§ Problem to work on
Convert the records, beginning at the line that contains "unlocked-padlock-icon <box>146 361" and stopping after the line that contains "login-prompt: Nếu Đã", into a JSON list of strings with one string per line and blank lines left out.

§ Records provided

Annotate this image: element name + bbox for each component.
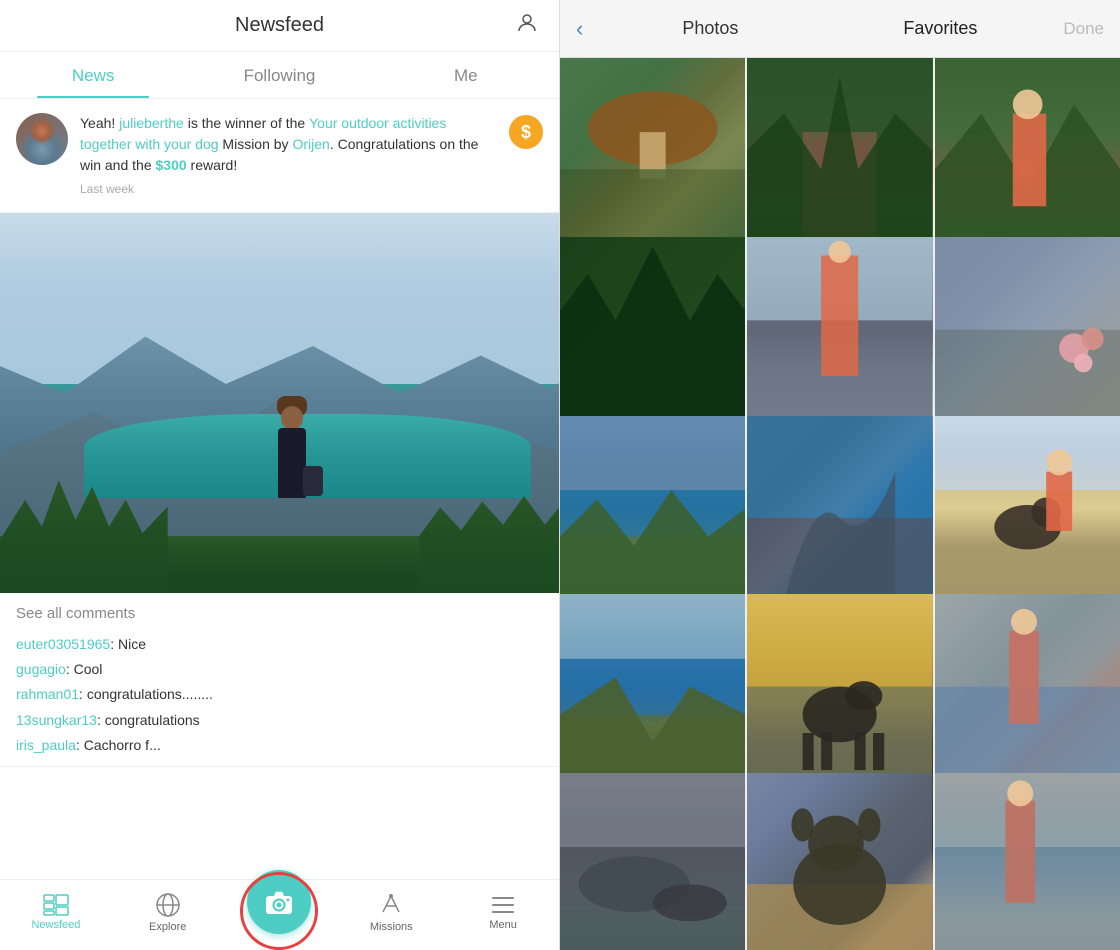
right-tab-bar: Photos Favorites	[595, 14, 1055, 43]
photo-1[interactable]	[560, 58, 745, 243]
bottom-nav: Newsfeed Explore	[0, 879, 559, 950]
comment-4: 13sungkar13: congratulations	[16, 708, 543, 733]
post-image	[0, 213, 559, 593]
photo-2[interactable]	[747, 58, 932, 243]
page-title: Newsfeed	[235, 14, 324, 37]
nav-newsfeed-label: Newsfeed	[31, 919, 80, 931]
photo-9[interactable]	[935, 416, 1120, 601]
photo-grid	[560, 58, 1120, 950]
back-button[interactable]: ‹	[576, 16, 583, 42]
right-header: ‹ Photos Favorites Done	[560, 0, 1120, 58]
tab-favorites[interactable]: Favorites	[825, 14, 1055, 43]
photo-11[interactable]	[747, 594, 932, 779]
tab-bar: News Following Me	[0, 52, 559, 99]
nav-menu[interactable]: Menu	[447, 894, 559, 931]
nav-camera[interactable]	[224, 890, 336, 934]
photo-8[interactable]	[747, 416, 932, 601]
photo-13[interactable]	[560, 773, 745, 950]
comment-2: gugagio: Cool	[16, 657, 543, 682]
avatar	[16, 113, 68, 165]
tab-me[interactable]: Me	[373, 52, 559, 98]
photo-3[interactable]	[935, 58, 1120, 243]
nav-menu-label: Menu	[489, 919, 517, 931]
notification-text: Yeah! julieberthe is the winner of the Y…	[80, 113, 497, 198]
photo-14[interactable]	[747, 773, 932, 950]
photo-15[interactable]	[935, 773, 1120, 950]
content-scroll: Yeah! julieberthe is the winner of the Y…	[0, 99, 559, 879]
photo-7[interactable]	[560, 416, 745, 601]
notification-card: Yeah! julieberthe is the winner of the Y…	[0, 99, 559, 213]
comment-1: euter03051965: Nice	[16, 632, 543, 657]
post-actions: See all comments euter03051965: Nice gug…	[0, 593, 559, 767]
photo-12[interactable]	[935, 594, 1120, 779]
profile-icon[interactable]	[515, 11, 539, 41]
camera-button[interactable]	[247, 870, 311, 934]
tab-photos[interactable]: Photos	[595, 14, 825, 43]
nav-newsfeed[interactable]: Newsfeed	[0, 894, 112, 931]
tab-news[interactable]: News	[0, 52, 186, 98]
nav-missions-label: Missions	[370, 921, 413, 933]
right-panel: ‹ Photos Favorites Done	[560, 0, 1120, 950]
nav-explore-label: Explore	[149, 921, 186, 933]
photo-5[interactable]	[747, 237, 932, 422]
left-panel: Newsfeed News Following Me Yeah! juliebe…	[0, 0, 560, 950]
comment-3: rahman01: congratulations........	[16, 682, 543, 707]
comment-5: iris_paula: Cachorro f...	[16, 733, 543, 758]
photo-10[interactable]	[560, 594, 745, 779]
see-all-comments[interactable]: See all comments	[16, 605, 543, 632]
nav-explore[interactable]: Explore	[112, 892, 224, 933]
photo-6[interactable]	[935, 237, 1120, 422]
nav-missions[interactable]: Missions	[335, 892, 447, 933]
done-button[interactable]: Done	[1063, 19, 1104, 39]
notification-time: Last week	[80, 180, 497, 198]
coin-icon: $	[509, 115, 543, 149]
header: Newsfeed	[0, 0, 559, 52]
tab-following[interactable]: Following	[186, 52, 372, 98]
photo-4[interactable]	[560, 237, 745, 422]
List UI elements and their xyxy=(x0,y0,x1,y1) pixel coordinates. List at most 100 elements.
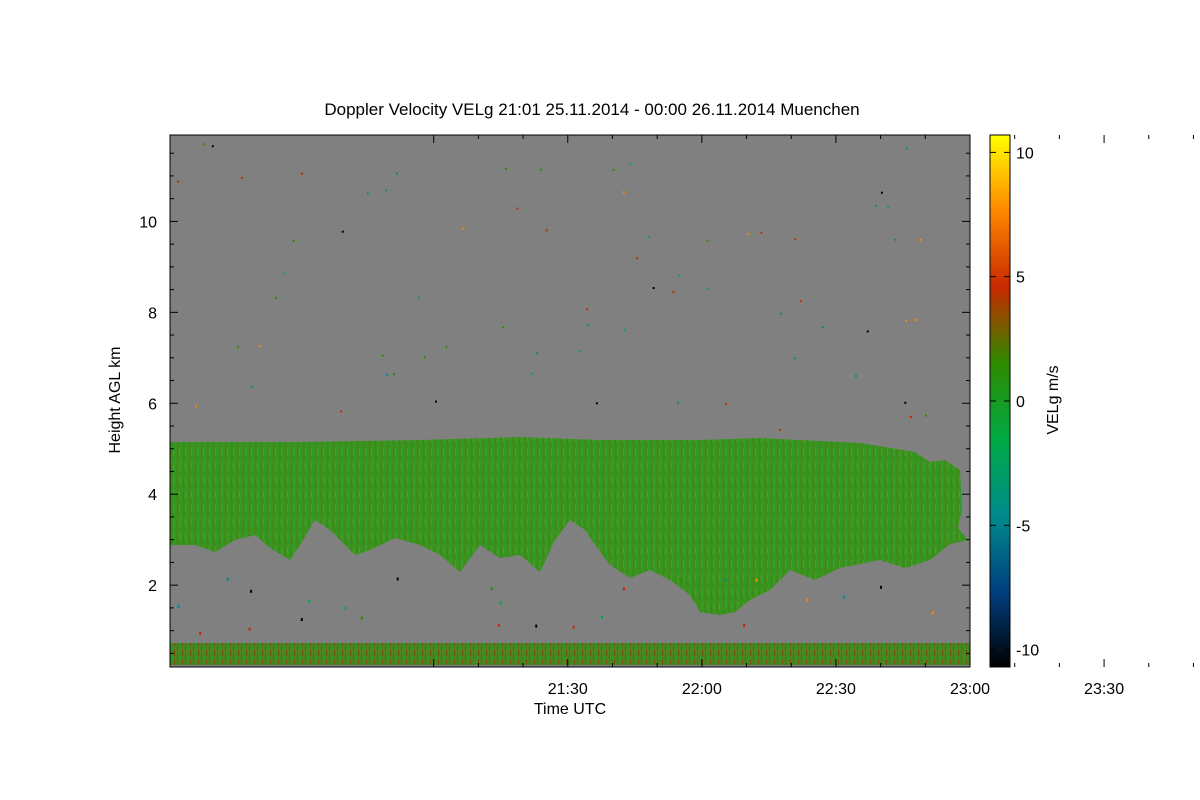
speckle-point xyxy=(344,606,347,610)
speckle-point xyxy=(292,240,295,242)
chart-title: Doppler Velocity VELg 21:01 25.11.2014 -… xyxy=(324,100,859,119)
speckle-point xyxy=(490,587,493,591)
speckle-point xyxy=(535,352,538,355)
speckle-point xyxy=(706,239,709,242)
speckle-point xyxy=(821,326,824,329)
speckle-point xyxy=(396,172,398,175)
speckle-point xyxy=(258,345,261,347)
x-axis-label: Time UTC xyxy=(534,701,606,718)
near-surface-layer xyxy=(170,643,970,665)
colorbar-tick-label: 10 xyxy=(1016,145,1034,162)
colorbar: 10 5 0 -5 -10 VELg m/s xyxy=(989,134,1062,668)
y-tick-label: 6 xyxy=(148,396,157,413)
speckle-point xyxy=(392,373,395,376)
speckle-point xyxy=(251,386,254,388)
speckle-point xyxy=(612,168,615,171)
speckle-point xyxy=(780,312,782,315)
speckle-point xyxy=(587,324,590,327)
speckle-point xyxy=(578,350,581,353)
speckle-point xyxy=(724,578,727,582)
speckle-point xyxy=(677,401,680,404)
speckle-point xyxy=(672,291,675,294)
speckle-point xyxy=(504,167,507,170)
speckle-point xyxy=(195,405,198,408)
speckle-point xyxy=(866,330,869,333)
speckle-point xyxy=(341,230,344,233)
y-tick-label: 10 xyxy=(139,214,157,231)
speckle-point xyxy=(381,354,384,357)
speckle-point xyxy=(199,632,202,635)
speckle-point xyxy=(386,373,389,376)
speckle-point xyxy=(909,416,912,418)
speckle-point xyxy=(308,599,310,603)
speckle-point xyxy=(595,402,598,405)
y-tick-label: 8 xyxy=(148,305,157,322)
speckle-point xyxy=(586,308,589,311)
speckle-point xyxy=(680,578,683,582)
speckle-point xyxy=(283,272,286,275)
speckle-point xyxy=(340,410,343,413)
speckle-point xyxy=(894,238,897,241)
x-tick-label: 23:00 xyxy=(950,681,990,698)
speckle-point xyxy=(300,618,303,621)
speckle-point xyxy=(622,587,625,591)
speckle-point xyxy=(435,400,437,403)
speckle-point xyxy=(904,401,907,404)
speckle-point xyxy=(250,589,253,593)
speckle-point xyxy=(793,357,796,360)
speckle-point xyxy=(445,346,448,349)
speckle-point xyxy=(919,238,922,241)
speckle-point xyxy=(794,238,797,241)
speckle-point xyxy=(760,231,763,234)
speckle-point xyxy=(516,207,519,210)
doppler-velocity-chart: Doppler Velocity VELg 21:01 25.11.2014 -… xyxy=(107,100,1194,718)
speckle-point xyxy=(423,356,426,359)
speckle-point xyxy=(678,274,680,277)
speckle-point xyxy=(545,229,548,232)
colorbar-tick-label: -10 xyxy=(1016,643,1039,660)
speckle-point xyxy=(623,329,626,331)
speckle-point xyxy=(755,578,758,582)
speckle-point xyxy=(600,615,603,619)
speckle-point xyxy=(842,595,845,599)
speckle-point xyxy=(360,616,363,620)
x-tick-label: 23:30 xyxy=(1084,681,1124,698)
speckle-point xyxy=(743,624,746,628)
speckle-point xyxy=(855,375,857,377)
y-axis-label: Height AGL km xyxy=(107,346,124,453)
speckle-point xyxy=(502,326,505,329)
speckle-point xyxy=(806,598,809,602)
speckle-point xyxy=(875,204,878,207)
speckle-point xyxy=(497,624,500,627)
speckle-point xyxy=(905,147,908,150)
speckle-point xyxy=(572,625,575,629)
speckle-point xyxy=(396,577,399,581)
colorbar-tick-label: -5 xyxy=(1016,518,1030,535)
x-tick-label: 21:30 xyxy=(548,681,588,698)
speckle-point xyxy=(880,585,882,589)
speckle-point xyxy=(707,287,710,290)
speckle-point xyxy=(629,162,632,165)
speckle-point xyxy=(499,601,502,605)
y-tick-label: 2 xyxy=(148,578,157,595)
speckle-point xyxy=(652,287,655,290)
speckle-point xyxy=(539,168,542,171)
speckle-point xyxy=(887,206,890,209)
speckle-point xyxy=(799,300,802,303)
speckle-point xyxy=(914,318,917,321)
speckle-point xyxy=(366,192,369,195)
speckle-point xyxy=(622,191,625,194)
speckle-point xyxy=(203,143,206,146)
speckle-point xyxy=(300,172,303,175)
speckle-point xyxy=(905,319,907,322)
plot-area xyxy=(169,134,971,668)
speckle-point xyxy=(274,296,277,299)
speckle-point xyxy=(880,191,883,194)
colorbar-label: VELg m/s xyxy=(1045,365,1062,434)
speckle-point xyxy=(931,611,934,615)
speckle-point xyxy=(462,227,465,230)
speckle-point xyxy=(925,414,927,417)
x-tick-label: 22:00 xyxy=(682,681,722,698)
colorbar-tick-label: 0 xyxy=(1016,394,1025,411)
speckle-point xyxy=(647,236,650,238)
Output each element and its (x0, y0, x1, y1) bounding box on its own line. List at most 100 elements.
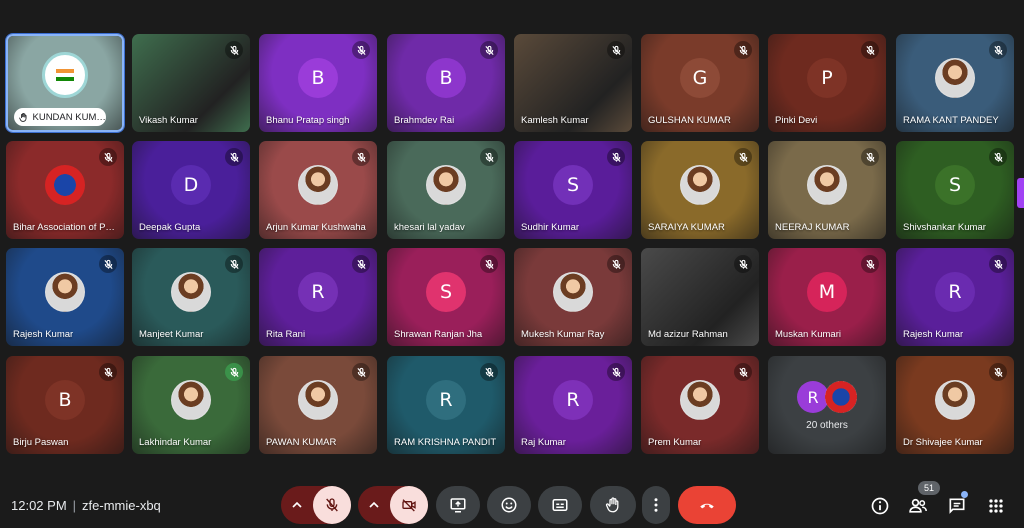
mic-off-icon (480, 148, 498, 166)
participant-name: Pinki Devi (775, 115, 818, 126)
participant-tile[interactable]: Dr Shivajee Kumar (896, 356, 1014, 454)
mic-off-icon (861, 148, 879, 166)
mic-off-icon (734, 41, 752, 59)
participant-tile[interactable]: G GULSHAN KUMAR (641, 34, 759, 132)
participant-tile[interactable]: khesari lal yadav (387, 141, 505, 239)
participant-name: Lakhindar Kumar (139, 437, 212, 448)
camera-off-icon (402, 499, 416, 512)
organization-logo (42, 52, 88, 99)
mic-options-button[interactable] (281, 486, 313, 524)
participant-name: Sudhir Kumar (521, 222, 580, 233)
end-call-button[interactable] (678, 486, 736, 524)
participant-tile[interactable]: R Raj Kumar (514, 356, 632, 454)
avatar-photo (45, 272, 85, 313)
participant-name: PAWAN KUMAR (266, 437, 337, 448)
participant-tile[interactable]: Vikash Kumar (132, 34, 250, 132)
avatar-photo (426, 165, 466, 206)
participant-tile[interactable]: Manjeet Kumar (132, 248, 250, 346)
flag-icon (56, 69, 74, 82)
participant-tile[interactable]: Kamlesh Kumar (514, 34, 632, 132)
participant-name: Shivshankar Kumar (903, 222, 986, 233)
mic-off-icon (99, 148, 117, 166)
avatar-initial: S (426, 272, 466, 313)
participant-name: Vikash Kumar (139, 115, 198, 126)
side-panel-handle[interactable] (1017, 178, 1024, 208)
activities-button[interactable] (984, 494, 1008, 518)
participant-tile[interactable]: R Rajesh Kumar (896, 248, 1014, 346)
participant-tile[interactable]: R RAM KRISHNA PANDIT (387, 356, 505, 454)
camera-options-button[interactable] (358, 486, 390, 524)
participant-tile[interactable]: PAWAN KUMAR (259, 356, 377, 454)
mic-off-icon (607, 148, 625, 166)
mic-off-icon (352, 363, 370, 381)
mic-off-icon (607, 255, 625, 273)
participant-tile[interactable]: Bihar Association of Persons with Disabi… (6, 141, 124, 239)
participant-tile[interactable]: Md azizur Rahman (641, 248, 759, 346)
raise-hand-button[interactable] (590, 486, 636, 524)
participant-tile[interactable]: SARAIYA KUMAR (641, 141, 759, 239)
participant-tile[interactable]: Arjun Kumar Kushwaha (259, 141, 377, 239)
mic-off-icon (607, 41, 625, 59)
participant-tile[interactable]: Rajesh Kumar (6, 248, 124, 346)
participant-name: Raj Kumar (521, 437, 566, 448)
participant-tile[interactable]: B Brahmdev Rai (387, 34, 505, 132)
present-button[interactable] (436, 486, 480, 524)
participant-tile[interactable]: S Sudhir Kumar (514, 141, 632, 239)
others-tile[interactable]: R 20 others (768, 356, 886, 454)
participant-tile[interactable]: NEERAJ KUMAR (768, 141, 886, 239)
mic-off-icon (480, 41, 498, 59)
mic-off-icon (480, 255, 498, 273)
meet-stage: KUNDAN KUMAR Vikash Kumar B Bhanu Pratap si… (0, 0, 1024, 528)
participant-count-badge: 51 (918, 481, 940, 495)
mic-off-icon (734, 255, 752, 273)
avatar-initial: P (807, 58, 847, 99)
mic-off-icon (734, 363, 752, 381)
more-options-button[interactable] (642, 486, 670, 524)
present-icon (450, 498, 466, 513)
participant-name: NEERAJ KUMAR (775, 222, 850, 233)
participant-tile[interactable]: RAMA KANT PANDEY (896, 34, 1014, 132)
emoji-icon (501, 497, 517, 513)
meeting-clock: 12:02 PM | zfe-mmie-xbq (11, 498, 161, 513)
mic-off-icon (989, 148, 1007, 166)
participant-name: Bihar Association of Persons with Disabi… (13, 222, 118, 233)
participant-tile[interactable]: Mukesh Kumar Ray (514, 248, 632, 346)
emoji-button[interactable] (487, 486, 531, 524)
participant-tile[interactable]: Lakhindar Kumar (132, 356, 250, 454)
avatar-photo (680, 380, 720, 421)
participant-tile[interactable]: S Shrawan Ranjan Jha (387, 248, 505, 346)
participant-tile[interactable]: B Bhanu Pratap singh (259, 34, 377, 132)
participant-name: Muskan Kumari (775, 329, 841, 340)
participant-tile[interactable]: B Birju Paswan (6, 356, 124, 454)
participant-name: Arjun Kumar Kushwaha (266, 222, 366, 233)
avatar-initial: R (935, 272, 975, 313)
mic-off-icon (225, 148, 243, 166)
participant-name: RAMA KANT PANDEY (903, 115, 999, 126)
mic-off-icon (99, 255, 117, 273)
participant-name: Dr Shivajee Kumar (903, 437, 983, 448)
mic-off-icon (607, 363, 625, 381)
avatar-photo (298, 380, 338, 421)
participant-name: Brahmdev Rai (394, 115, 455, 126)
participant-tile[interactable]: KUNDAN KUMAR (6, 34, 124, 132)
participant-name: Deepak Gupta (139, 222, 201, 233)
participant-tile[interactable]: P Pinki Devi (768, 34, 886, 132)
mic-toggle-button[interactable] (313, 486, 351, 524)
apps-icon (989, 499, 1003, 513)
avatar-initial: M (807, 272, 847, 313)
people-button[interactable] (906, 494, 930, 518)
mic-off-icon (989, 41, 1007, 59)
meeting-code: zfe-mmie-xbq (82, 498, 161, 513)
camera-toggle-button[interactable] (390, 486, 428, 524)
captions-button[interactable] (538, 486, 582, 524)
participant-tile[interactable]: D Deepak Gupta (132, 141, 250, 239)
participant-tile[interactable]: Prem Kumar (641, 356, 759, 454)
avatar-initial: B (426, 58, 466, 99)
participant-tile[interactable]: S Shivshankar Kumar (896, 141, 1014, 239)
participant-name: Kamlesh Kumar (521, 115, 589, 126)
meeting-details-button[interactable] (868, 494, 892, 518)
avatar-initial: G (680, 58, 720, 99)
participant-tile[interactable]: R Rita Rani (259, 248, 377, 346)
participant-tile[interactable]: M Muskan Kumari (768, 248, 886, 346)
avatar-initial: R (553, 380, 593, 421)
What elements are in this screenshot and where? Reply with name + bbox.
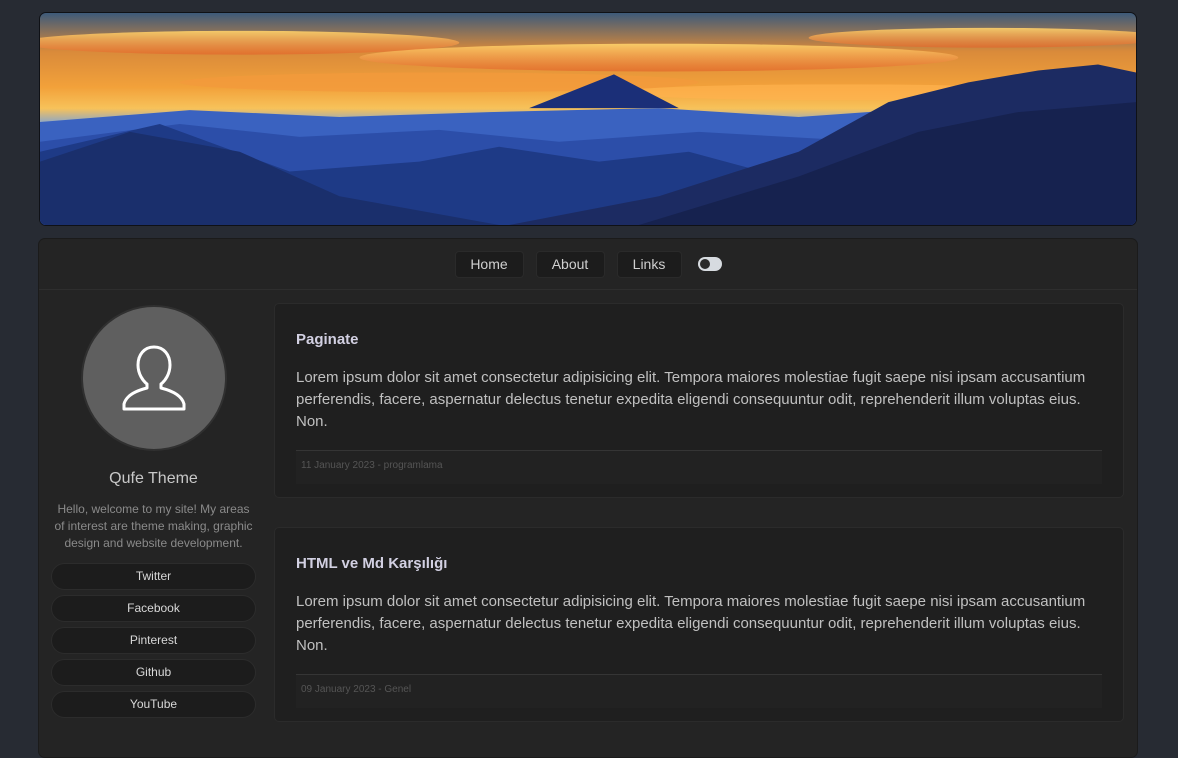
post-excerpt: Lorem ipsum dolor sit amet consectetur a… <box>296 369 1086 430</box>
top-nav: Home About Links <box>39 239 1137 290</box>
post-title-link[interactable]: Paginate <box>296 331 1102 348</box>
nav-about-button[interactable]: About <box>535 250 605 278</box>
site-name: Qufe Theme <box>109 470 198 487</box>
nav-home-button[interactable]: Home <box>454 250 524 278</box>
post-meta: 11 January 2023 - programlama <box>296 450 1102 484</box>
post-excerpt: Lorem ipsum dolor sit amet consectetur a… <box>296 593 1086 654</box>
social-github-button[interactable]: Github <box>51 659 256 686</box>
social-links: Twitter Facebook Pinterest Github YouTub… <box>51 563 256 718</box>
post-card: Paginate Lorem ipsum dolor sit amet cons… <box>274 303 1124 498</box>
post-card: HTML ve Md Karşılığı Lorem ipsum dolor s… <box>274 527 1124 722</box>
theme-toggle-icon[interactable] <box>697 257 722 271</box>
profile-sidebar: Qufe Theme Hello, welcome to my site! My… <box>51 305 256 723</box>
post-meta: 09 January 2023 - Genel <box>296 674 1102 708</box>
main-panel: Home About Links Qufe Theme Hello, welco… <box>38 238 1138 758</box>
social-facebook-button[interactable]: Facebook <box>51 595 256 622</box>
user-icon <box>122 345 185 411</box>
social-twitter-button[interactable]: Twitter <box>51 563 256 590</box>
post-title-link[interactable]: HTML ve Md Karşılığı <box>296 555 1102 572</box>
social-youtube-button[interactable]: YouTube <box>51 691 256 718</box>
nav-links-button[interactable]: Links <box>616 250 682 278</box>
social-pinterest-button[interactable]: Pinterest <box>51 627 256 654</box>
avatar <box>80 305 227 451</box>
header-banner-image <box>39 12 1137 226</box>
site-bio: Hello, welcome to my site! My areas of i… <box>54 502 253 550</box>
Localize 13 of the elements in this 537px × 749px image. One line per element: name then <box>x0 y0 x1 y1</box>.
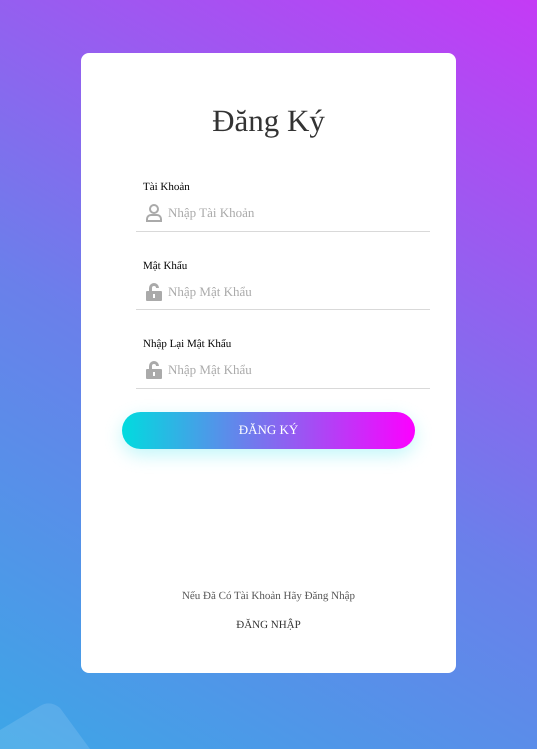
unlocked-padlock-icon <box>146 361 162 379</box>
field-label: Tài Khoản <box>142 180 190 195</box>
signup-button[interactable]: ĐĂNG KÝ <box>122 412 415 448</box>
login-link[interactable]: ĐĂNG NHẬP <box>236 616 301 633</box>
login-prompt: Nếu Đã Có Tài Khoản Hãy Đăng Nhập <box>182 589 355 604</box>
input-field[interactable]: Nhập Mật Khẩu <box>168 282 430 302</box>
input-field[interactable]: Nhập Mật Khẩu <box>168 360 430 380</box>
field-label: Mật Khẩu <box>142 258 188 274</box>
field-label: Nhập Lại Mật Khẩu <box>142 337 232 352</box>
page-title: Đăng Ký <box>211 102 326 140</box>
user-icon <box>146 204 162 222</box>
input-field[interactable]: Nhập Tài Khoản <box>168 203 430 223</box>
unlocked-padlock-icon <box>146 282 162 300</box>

§ Result of the task
[
  "unlocked-padlock-icon <box>146 361 162 379</box>",
  "field-label: Tài Khoản <box>142 180 190 195</box>",
  "signup-button[interactable]: ĐĂNG KÝ <box>122 412 415 448</box>",
  "login-link[interactable]: ĐĂNG NHẬP <box>236 616 301 633</box>",
  "login-prompt: Nếu Đã Có Tài Khoản Hãy Đăng Nhập <box>182 589 355 604</box>"
]